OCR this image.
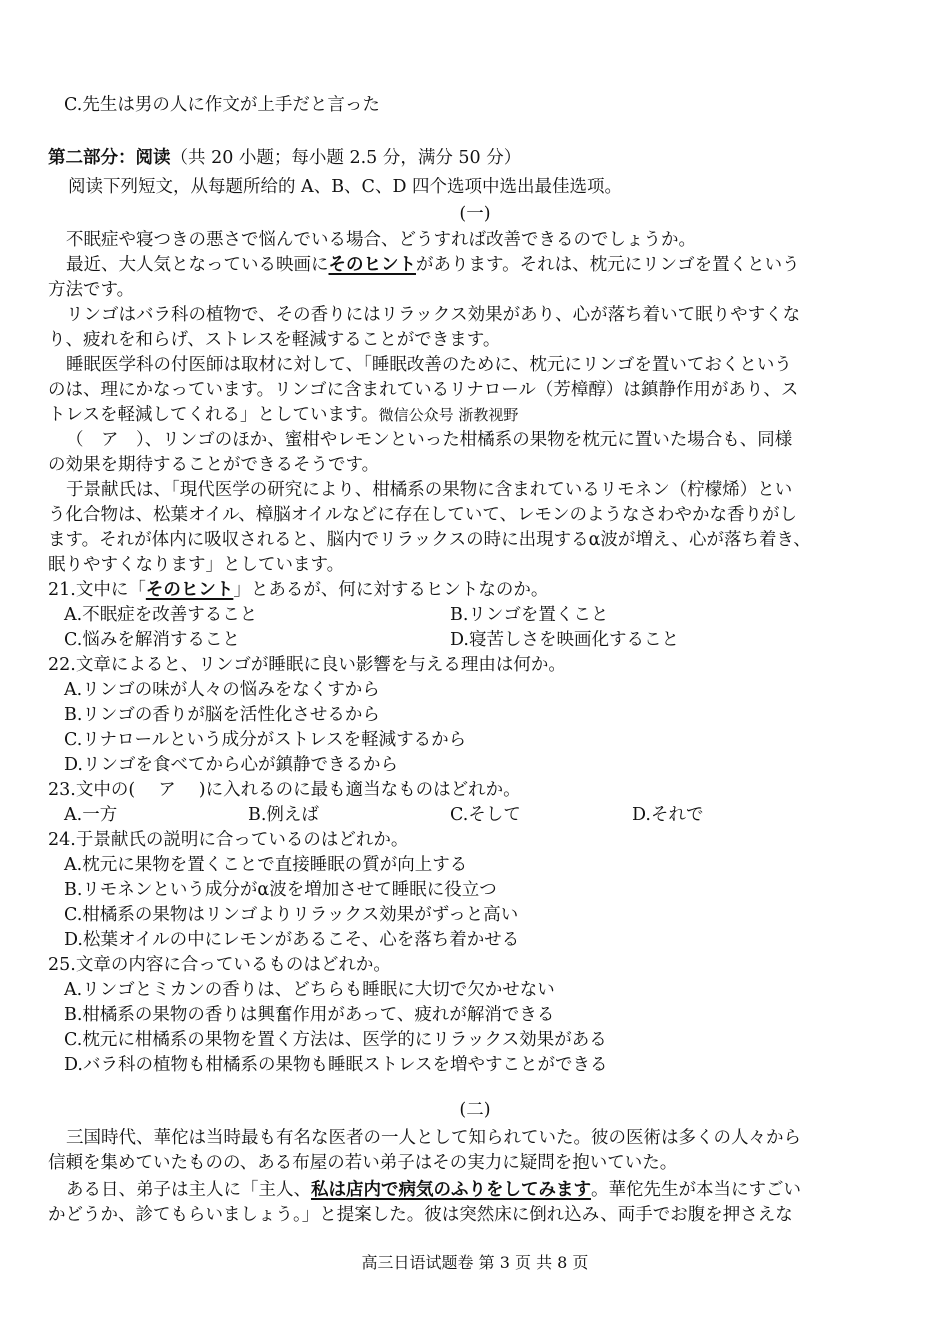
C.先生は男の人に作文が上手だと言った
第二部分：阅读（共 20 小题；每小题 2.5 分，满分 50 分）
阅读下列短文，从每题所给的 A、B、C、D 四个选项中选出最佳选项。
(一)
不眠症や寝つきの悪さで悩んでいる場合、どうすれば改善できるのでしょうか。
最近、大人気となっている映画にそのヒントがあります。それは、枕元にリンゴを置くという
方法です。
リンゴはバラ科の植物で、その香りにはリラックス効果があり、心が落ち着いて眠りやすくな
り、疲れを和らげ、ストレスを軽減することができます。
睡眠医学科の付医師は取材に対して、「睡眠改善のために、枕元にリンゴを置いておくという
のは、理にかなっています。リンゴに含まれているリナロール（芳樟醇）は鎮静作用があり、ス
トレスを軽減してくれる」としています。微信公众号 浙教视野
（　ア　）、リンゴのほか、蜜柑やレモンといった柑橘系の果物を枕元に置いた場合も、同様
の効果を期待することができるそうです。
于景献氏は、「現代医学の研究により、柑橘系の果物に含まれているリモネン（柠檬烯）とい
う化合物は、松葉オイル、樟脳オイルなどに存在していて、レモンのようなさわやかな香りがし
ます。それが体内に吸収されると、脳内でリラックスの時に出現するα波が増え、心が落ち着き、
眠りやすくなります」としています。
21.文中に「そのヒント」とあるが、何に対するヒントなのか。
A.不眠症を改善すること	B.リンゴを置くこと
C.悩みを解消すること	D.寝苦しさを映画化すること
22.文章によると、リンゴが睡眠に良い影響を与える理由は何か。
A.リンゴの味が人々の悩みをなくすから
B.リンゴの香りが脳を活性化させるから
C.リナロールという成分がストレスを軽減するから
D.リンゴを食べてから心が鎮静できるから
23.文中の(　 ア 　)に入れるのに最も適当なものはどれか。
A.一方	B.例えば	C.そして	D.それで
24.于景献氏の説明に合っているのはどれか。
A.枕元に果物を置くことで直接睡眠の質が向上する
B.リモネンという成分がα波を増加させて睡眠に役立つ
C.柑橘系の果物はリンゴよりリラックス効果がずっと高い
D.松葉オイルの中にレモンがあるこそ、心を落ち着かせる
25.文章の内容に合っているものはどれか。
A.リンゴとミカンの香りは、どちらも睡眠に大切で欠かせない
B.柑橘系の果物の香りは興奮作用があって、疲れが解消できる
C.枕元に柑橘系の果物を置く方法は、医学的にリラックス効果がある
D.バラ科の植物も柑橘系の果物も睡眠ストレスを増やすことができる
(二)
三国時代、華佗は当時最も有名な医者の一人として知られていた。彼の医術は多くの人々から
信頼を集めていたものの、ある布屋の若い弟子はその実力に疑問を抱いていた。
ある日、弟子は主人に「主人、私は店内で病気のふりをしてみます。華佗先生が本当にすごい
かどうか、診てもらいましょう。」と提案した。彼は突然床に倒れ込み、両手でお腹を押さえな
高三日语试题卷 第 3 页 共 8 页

:::

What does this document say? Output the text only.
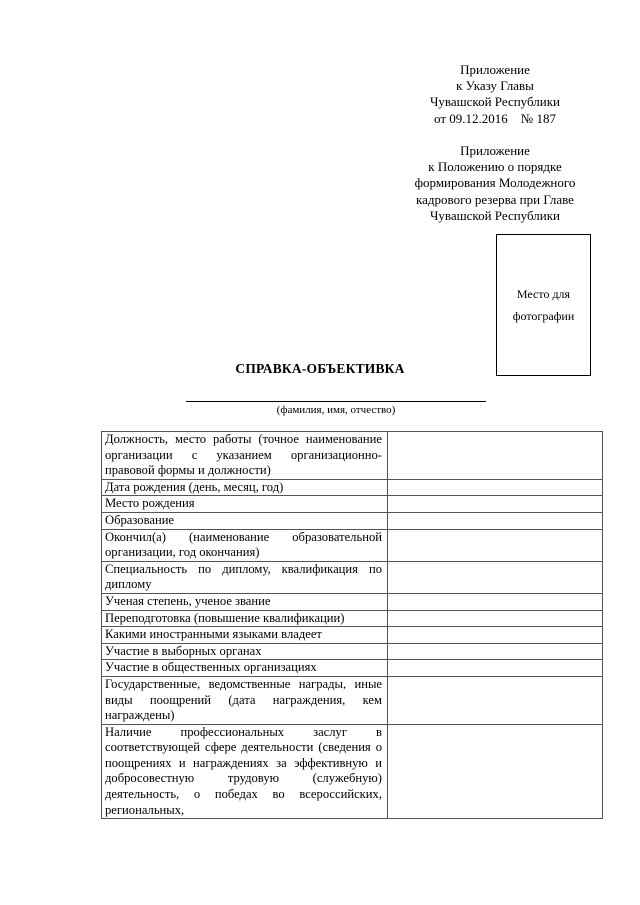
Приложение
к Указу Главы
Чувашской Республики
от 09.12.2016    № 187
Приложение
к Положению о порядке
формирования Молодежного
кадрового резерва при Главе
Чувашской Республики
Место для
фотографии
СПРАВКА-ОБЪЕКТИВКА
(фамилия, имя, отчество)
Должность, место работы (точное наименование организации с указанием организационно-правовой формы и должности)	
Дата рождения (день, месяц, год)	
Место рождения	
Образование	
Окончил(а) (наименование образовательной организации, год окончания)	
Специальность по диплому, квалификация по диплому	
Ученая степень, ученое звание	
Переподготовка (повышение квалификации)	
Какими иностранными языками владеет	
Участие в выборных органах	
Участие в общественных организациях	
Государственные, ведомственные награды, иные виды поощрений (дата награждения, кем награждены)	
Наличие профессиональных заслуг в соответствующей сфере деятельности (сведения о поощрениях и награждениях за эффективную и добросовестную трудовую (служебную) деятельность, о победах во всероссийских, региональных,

:::

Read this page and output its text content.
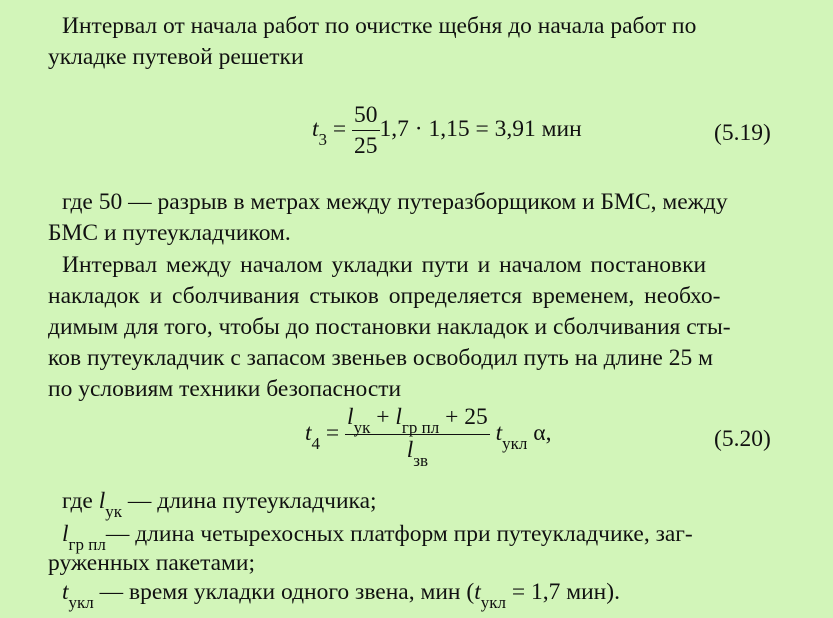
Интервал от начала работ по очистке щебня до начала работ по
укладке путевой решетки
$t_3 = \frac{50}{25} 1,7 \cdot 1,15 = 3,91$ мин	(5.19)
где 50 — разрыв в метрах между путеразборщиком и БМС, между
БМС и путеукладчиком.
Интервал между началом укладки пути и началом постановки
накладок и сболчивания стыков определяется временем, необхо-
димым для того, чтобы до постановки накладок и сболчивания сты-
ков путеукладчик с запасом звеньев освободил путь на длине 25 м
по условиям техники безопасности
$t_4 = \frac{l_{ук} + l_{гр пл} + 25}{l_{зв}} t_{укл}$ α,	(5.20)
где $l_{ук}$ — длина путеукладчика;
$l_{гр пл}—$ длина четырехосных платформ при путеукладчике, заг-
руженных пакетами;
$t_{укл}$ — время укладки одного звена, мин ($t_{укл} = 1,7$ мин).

:::

Show the lines of the material that contain the word "укладки".

Интервал между началом укладки пути и началом постановки
$t_{укл}$ — время укладки одного звена, мин ($t_{укл} = 1,7$ мин).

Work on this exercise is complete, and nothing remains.